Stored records
** START **

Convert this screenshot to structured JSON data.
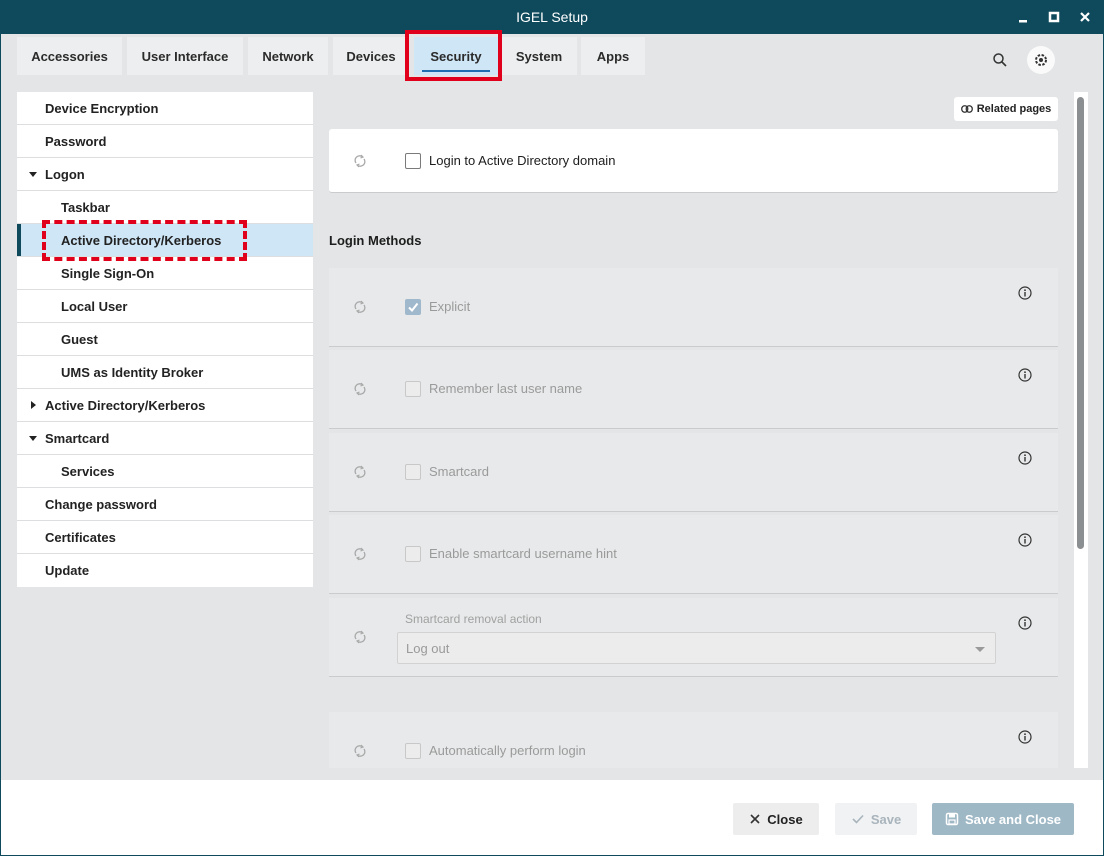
{
  "window": {
    "title": "IGEL Setup"
  },
  "tabs": [
    {
      "label": "Accessories"
    },
    {
      "label": "User Interface"
    },
    {
      "label": "Network"
    },
    {
      "label": "Devices"
    },
    {
      "label": "Security"
    },
    {
      "label": "System"
    },
    {
      "label": "Apps"
    }
  ],
  "sidebar": {
    "items": [
      {
        "label": "Device Encryption"
      },
      {
        "label": "Password"
      },
      {
        "label": "Logon"
      },
      {
        "label": "Taskbar"
      },
      {
        "label": "Active Directory/Kerberos"
      },
      {
        "label": "Single Sign-On"
      },
      {
        "label": "Local User"
      },
      {
        "label": "Guest"
      },
      {
        "label": "UMS as Identity Broker"
      },
      {
        "label": "Active Directory/Kerberos"
      },
      {
        "label": "Smartcard"
      },
      {
        "label": "Services"
      },
      {
        "label": "Change password"
      },
      {
        "label": "Certificates"
      },
      {
        "label": "Update"
      }
    ]
  },
  "content": {
    "related_pages": "Related pages",
    "login_ad": "Login to Active Directory domain",
    "section_title": "Login Methods",
    "options": {
      "explicit": "Explicit",
      "remember": "Remember last user name",
      "smartcard": "Smartcard",
      "smartcard_hint": "Enable smartcard username hint",
      "removal_caption": "Smartcard removal action",
      "removal_value": "Log out",
      "auto_login": "Automatically perform login"
    }
  },
  "footer": {
    "close": "Close",
    "save": "Save",
    "save_and_close": "Save and Close"
  },
  "colors": {
    "titlebar": "#0f4a5c",
    "selected_bg": "#cfe6f7",
    "highlight_red": "#e0001b"
  }
}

** END **

Given exercise
Leave every image out, and retype the material exactly.

Response
Convert this screenshot to structured JSON data.
{
  "window": {
    "title": "IGEL Setup"
  },
  "tabs": [
    {
      "label": "Accessories"
    },
    {
      "label": "User Interface"
    },
    {
      "label": "Network"
    },
    {
      "label": "Devices"
    },
    {
      "label": "Security"
    },
    {
      "label": "System"
    },
    {
      "label": "Apps"
    }
  ],
  "sidebar": {
    "items": [
      {
        "label": "Device Encryption"
      },
      {
        "label": "Password"
      },
      {
        "label": "Logon"
      },
      {
        "label": "Taskbar"
      },
      {
        "label": "Active Directory/Kerberos"
      },
      {
        "label": "Single Sign-On"
      },
      {
        "label": "Local User"
      },
      {
        "label": "Guest"
      },
      {
        "label": "UMS as Identity Broker"
      },
      {
        "label": "Active Directory/Kerberos"
      },
      {
        "label": "Smartcard"
      },
      {
        "label": "Services"
      },
      {
        "label": "Change password"
      },
      {
        "label": "Certificates"
      },
      {
        "label": "Update"
      }
    ]
  },
  "content": {
    "related_pages": "Related pages",
    "login_ad": "Login to Active Directory domain",
    "section_title": "Login Methods",
    "options": {
      "explicit": "Explicit",
      "remember": "Remember last user name",
      "smartcard": "Smartcard",
      "smartcard_hint": "Enable smartcard username hint",
      "removal_caption": "Smartcard removal action",
      "removal_value": "Log out",
      "auto_login": "Automatically perform login"
    }
  },
  "footer": {
    "close": "Close",
    "save": "Save",
    "save_and_close": "Save and Close"
  },
  "colors": {
    "titlebar": "#0f4a5c",
    "selected_bg": "#cfe6f7",
    "highlight_red": "#e0001b"
  }
}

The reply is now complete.